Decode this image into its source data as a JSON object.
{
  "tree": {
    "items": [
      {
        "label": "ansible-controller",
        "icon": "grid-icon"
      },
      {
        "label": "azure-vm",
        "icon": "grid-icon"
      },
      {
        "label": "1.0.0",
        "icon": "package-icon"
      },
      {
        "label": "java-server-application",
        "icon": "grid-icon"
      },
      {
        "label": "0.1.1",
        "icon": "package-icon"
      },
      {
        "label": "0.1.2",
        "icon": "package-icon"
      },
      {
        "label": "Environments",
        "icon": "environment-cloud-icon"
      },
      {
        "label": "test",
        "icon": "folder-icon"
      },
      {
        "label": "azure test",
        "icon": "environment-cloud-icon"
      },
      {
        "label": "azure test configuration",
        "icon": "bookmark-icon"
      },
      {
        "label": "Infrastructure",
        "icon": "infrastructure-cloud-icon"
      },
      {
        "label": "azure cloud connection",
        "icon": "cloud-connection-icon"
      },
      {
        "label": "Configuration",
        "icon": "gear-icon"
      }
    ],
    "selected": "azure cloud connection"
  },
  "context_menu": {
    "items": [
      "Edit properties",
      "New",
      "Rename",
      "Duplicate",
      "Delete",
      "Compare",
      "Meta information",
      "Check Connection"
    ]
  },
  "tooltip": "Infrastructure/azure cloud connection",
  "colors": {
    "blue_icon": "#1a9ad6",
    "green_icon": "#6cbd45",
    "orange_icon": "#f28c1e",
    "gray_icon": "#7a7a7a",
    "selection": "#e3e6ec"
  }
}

# # # #

» **Instructions for the task**
Take every line above carrying "test" and return it.

» **Solution to this problem**
        "label": "test",
        "label": "azure test",
        "label": "azure test configuration",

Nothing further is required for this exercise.